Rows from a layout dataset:
>>>>>

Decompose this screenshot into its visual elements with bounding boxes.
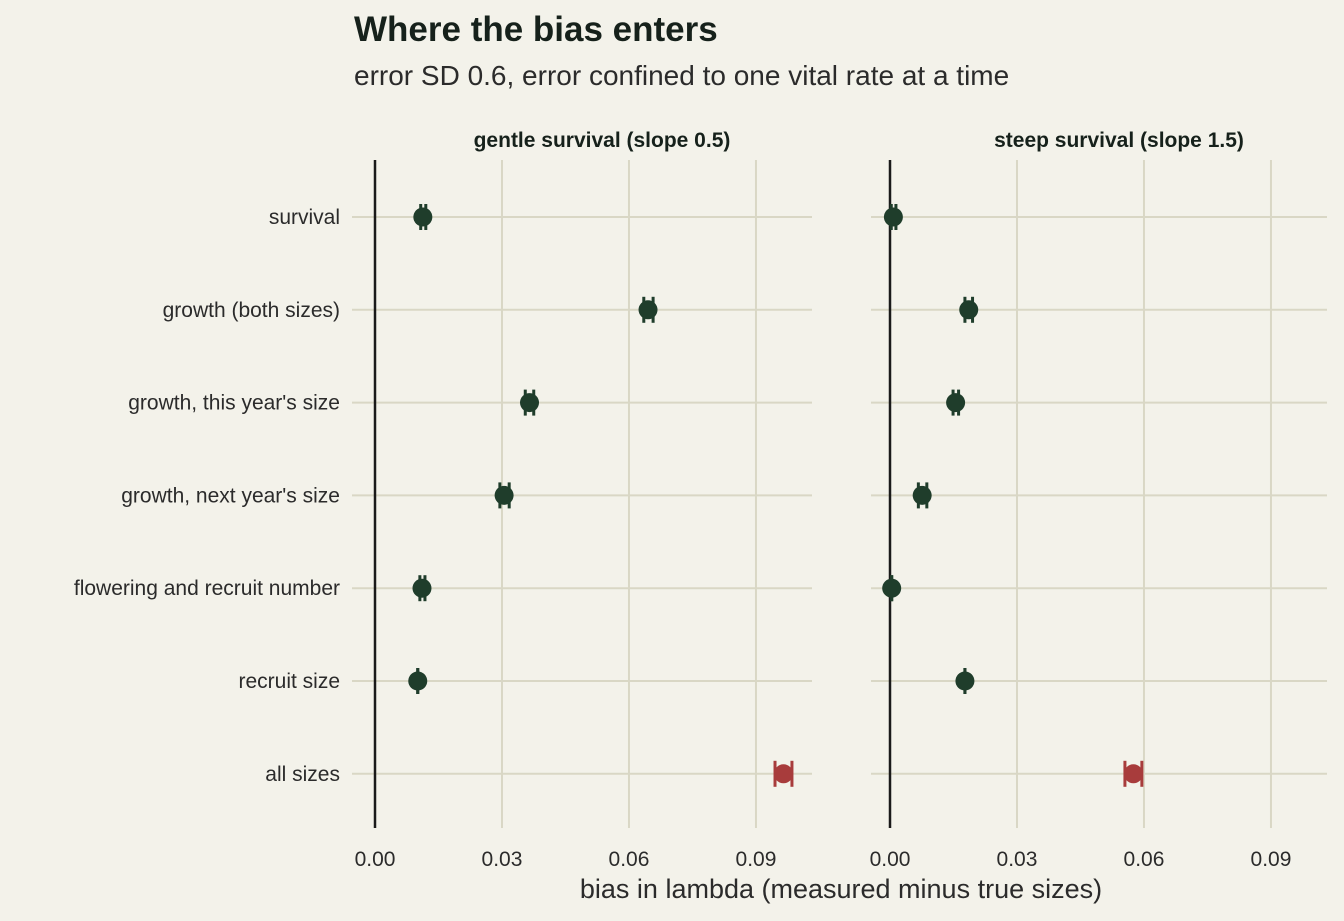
chart-title: Where the bias enters	[354, 10, 718, 49]
x-tick-label: 0.00	[355, 848, 396, 871]
data-point-flowering-and-recruit-number	[412, 578, 432, 598]
data-point-growth-next-year-s-size	[912, 485, 932, 505]
x-tick-label: 0.09	[736, 848, 777, 871]
data-point-growth-next-year-s-size	[494, 485, 514, 505]
category-label-flowering-and-recruit-number: flowering and recruit number	[74, 577, 340, 600]
panel-gentle-survival: gentle survival (slope 0.5) 0.00 0.03 0.06 0…	[352, 129, 812, 871]
data-point-survival	[883, 207, 903, 227]
x-tick-label: 0.03	[997, 848, 1038, 871]
panel-steep-survival: steep survival (slope 1.5) 0.00 0.03 0.06 0.…	[870, 129, 1327, 871]
data-point-all-sizes	[773, 764, 793, 784]
category-label-growth-next-year-s-size: growth, next year's size	[121, 484, 340, 507]
data-point-survival	[413, 207, 433, 227]
data-point-recruit-size	[955, 671, 975, 691]
x-tick-label: 0.09	[1251, 848, 1292, 871]
category-label-growth-this-year-s-size: growth, this year's size	[128, 392, 340, 415]
x-tick-label: 0.03	[482, 848, 523, 871]
panel-title: steep survival (slope 1.5)	[994, 129, 1244, 152]
data-point-growth-this-year-s-size	[520, 393, 540, 413]
data-point-all-sizes	[1123, 764, 1143, 784]
chart-subtitle: error SD 0.6, error confined to one vita…	[354, 60, 1010, 91]
panel-title: gentle survival (slope 0.5)	[474, 129, 731, 152]
data-point-growth-this-year-s-size	[946, 393, 966, 413]
data-point-growth-both-sizes	[638, 300, 658, 320]
data-point-growth-both-sizes	[959, 300, 979, 320]
category-label-survival: survival	[269, 206, 340, 229]
data-point-flowering-and-recruit-number	[882, 578, 902, 598]
x-tick-label: 0.06	[1124, 848, 1165, 871]
category-label-growth-both-sizes: growth (both sizes)	[163, 299, 340, 322]
category-label-all-sizes: all sizes	[265, 763, 340, 786]
x-axis-label: bias in lambda (measured minus true size…	[580, 874, 1102, 904]
x-tick-label: 0.00	[870, 848, 911, 871]
x-tick-label: 0.06	[609, 848, 650, 871]
category-labels: survival growth (both sizes) growth, this …	[74, 206, 340, 786]
data-point-recruit-size	[408, 671, 428, 691]
category-label-recruit-size: recruit size	[238, 670, 340, 693]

<<<<<

**What is needed:** Render all the lines of the material as a numbered list, leaving out blank lines and the pictures.

**Solved problem:**
1. Decompose this screenshot into its visual elements with bounding boxes.
2. chart-title: Where the bias enters	[354, 10, 718, 49]
3. x-tick-label: 0.00	[355, 848, 396, 871]
4. data-point-flowering-and-recruit-number	[412, 578, 432, 598]
5. data-point-growth-next-year-s-size	[912, 485, 932, 505]
6. x-tick-label: 0.09	[736, 848, 777, 871]
7. data-point-growth-next-year-s-size	[494, 485, 514, 505]
8. category-label-flowering-and-recruit-number: flowering and recruit number	[74, 577, 340, 600]
9. panel-gentle-survival: gentle survival (slope 0.5) 0.00 0.03 0.06 0…	[352, 129, 812, 871]
10. data-point-survival	[883, 207, 903, 227]
11. x-tick-label: 0.03	[997, 848, 1038, 871]
12. panel-steep-survival: steep survival (slope 1.5) 0.00 0.03 0.06 0.…	[870, 129, 1327, 871]
13. data-point-all-sizes	[773, 764, 793, 784]
14. category-label-growth-next-year-s-size: growth, next year's size	[121, 484, 340, 507]
15. data-point-survival	[413, 207, 433, 227]
16. data-point-recruit-size	[955, 671, 975, 691]
17. x-tick-label: 0.09	[1251, 848, 1292, 871]
18. category-label-growth-this-year-s-size: growth, this year's size	[128, 392, 340, 415]
19. x-tick-label: 0.03	[482, 848, 523, 871]
20. panel-title: steep survival (slope 1.5)	[994, 129, 1244, 152]
21. data-point-growth-this-year-s-size	[520, 393, 540, 413]
22. data-point-all-sizes	[1123, 764, 1143, 784]
23. chart-subtitle: error SD 0.6, error confined to one vita…	[354, 60, 1010, 91]
24. panel-title: gentle survival (slope 0.5)	[474, 129, 731, 152]
25. data-point-growth-this-year-s-size	[946, 393, 966, 413]
26. data-point-growth-both-sizes	[638, 300, 658, 320]
27. data-point-growth-both-sizes	[959, 300, 979, 320]
28. category-label-survival: survival	[269, 206, 340, 229]
29. data-point-flowering-and-recruit-number	[882, 578, 902, 598]
30. x-tick-label: 0.06	[1124, 848, 1165, 871]
31. category-label-growth-both-sizes: growth (both sizes)	[163, 299, 340, 322]
32. category-label-all-sizes: all sizes	[265, 763, 340, 786]
33. x-axis-label: bias in lambda (measured minus true size…	[580, 874, 1102, 904]
34. x-tick-label: 0.00	[870, 848, 911, 871]
35. x-tick-label: 0.06	[609, 848, 650, 871]
36. category-labels: survival growth (both sizes) growth, this …	[74, 206, 340, 786]
37. data-point-recruit-size	[408, 671, 428, 691]
38. category-label-recruit-size: recruit size	[238, 670, 340, 693]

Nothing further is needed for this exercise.